[Start of Dataset records]
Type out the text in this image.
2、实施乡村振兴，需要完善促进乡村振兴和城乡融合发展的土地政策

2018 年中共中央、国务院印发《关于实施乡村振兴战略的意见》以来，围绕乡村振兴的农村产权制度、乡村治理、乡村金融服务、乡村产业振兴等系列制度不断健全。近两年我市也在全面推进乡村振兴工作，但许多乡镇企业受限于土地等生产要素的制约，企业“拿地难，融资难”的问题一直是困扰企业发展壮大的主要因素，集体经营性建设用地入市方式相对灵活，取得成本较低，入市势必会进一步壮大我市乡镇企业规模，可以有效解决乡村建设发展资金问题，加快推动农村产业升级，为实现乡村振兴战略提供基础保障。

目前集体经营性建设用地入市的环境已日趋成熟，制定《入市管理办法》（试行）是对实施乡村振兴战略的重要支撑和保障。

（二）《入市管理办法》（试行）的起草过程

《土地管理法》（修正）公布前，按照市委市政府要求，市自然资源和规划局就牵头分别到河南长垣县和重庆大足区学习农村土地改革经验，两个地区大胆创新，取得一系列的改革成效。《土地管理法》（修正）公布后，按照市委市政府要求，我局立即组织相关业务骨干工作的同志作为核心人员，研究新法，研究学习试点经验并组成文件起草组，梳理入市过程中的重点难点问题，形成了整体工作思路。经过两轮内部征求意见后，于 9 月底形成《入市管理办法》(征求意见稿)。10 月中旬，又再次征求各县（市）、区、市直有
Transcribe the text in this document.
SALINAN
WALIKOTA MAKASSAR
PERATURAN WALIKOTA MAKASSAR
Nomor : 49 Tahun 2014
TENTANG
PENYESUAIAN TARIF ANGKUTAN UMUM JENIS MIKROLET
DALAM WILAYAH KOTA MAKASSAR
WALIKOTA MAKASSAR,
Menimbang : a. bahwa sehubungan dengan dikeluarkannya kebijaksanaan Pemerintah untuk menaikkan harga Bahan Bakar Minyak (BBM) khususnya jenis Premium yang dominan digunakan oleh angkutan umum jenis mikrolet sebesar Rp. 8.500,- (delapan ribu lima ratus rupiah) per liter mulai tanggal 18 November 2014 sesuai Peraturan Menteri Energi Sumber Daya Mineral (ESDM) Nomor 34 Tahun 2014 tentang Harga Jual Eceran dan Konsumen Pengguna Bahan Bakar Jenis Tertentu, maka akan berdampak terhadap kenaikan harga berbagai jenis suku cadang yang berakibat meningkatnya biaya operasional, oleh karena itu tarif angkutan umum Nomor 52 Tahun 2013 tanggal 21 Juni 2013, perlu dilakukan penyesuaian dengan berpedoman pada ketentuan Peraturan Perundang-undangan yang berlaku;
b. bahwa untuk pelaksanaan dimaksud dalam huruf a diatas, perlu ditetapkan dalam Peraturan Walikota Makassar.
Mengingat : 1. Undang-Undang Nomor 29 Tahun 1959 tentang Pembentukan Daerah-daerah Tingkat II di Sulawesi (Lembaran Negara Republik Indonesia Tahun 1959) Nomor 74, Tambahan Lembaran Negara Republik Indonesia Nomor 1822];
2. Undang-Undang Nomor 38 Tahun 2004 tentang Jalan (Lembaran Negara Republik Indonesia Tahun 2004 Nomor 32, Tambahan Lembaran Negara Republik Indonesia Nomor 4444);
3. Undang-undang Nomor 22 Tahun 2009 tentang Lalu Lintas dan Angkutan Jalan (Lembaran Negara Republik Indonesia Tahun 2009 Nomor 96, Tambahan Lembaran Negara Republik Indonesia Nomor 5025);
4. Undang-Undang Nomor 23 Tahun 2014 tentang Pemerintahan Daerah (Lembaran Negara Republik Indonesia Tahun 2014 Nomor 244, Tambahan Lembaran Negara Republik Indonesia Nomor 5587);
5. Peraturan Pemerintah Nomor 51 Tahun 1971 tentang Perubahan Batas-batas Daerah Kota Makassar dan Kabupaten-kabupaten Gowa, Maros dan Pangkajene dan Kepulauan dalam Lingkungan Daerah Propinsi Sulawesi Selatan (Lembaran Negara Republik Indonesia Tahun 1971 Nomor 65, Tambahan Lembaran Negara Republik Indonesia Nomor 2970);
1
[End of Dataset records]
**Problem statement:** Count how many lines contain "Jalan" and give only that count.

**Response to the exercise:** 2